Take each line containing the word "štítok" and copy it.

━━━ Records for this task ━━━

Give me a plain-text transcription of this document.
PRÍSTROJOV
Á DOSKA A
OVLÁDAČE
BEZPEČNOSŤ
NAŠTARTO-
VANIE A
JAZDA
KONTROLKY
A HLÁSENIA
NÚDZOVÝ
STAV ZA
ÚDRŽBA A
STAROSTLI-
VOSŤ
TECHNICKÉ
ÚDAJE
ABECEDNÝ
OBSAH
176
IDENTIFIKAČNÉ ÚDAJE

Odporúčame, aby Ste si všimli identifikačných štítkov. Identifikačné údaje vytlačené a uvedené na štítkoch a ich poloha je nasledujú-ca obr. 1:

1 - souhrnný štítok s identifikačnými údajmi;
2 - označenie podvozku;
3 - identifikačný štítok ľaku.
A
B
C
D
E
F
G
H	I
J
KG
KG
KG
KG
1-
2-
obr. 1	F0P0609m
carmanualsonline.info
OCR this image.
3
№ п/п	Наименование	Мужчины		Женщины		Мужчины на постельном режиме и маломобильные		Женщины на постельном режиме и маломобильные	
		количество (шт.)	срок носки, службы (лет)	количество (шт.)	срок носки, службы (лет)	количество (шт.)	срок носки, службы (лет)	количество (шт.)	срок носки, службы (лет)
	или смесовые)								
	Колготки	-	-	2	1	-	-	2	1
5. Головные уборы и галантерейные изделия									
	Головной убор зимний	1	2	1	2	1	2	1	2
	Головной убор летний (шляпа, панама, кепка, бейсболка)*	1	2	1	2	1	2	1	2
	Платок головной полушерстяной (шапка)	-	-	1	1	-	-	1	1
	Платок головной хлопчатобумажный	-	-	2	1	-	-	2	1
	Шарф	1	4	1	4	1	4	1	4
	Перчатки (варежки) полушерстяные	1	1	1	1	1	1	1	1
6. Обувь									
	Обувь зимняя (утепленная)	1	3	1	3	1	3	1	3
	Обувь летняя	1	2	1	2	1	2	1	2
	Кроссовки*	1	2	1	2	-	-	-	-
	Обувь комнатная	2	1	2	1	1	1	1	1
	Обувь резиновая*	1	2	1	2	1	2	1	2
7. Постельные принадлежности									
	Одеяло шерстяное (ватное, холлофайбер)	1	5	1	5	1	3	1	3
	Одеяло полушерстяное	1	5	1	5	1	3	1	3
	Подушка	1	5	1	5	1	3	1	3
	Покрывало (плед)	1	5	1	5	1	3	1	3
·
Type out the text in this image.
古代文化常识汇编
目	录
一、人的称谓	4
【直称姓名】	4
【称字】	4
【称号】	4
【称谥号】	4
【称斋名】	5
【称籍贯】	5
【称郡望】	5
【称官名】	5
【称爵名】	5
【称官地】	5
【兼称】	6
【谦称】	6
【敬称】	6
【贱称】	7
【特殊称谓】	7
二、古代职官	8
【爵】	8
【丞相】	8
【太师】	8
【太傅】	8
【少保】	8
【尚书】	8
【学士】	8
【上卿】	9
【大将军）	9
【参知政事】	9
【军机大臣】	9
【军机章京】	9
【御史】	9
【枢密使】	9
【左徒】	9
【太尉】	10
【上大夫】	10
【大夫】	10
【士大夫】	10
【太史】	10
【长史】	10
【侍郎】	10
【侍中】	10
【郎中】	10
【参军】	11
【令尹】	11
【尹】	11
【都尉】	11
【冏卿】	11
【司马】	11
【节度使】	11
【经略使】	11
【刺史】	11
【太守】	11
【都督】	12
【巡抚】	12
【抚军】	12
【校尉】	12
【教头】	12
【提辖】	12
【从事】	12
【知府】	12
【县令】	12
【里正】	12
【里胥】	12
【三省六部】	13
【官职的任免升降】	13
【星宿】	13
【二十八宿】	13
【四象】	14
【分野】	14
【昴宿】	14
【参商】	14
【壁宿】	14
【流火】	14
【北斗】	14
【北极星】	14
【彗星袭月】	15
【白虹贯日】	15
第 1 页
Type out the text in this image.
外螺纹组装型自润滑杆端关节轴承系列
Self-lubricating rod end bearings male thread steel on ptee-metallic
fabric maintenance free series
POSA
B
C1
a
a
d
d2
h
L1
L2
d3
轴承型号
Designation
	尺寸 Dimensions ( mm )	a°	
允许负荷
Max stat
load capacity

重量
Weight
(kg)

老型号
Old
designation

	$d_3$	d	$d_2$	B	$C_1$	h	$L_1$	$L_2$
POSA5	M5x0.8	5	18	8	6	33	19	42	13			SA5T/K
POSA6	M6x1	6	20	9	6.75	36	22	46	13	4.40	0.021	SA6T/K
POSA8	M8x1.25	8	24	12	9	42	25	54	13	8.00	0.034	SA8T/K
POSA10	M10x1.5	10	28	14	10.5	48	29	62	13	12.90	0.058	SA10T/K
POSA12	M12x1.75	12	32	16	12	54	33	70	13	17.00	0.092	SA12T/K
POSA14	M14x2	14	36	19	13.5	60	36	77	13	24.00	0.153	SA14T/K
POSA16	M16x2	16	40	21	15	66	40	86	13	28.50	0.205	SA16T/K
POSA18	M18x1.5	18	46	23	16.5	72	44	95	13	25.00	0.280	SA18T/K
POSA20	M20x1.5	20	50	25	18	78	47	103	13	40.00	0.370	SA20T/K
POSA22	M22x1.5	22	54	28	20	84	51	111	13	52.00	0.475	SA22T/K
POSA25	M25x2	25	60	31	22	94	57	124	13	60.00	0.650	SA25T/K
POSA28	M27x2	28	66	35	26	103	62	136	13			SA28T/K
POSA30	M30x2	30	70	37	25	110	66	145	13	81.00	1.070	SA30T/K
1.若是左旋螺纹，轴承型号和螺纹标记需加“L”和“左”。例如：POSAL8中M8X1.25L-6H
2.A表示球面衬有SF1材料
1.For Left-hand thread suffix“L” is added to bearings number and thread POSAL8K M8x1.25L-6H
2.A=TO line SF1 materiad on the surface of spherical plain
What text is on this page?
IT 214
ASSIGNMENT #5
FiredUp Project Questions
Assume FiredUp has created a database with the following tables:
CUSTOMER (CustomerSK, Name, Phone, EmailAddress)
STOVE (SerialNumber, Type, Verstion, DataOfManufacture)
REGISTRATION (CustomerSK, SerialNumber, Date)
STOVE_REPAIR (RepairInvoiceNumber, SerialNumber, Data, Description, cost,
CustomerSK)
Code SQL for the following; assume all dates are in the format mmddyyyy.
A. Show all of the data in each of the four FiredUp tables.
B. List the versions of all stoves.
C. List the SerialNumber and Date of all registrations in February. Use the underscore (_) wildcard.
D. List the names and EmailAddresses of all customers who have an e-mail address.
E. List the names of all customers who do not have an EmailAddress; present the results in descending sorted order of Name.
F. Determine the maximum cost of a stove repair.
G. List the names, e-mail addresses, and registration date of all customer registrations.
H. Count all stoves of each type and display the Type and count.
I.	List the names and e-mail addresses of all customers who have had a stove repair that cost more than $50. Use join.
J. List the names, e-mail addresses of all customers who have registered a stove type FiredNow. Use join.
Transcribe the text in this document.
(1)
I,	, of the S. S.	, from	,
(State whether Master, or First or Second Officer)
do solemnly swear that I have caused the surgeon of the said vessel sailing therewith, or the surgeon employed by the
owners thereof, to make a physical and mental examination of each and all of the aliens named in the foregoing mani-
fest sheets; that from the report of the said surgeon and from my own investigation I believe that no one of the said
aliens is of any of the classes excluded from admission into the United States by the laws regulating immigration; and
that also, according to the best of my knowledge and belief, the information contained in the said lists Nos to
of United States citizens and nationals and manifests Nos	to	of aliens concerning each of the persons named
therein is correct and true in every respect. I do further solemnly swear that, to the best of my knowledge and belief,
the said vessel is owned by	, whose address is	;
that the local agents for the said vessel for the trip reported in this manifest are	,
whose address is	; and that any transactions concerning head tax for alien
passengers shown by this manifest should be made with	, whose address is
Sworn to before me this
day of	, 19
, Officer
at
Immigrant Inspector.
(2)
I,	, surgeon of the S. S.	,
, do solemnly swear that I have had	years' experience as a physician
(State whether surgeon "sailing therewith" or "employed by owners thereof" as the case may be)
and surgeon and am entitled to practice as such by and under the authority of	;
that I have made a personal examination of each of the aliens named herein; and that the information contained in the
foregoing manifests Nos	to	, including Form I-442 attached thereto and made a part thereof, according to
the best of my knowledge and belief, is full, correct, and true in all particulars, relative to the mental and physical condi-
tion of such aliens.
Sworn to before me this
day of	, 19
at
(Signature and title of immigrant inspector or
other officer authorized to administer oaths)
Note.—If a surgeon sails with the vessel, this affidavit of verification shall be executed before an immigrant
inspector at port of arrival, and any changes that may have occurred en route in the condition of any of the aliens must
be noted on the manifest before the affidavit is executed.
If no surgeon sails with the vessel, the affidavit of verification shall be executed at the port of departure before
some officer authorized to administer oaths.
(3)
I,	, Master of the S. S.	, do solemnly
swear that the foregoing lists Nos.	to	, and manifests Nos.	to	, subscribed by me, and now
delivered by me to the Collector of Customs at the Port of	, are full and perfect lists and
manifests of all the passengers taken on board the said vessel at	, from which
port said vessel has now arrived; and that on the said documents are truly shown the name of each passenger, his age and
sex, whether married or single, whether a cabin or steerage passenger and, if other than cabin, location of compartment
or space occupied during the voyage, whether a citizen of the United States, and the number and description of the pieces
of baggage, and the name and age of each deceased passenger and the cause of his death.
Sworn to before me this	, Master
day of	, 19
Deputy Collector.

━━━

Reply:
1 - souhrnný štítok s identifikačnými údajmi;
3 - identifikačný štítok ľaku.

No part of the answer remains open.